The task: In the entries that follow, find the word "sheet" and report each line it is on.

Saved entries

# # # #

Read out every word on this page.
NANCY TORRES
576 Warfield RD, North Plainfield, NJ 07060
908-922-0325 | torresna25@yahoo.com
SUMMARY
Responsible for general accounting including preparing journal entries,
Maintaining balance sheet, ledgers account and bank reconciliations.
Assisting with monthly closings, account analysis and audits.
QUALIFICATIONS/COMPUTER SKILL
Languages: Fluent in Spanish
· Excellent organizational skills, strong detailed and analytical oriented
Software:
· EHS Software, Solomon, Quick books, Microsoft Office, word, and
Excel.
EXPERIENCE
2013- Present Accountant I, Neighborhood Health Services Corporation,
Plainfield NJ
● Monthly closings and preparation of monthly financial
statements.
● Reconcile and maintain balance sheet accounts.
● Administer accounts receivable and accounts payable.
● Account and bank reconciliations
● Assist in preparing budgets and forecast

# # # #

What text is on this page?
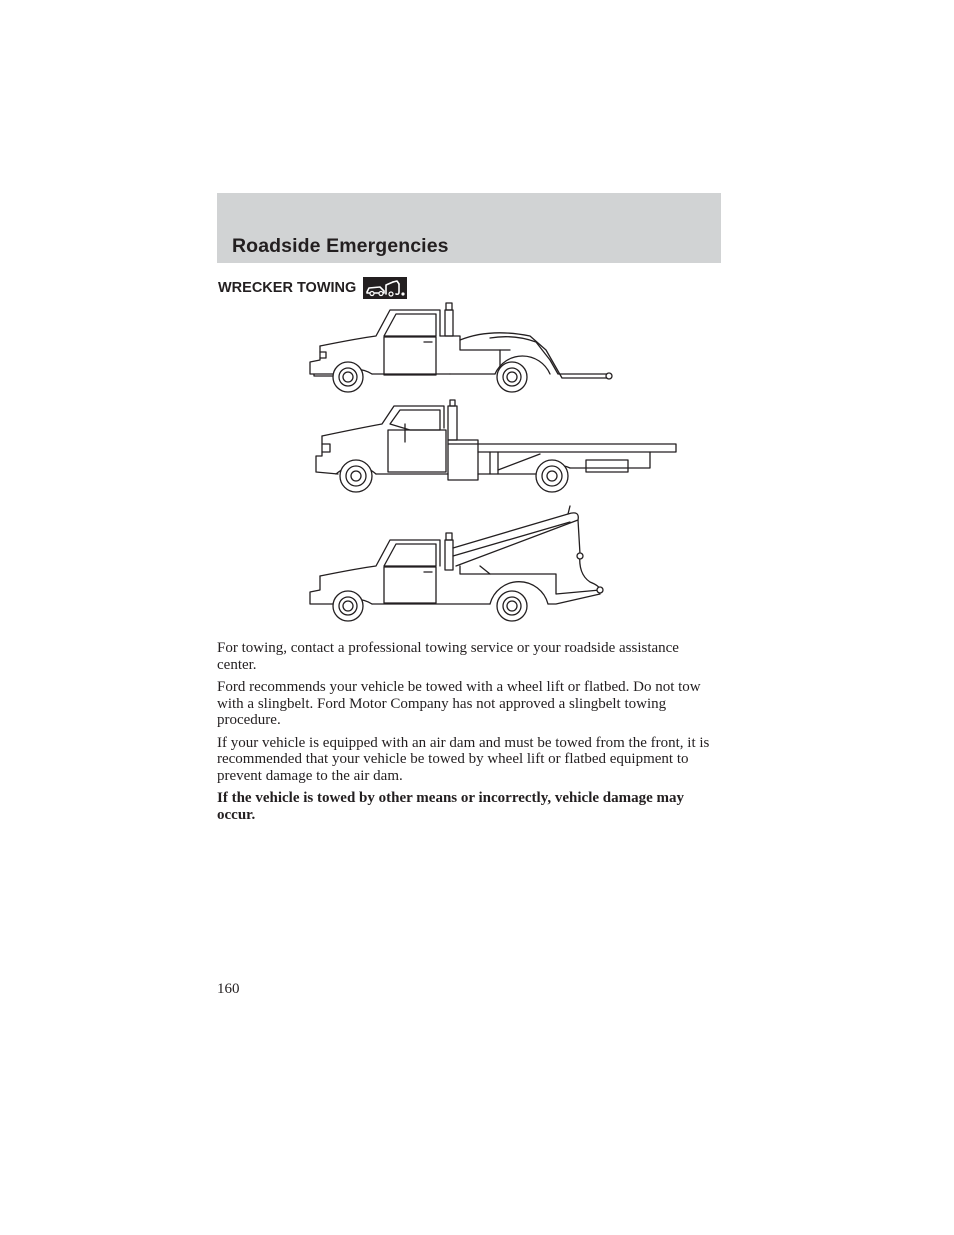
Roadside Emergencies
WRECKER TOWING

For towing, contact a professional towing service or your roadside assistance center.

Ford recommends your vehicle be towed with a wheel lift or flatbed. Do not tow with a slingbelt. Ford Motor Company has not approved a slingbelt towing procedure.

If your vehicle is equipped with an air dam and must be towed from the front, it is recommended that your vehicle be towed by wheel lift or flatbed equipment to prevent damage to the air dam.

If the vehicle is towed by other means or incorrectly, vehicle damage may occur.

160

# # # #

Solved exercise:
Maintaining balance sheet, ledgers account and bank reconciliations.
● Reconcile and maintain balance sheet accounts.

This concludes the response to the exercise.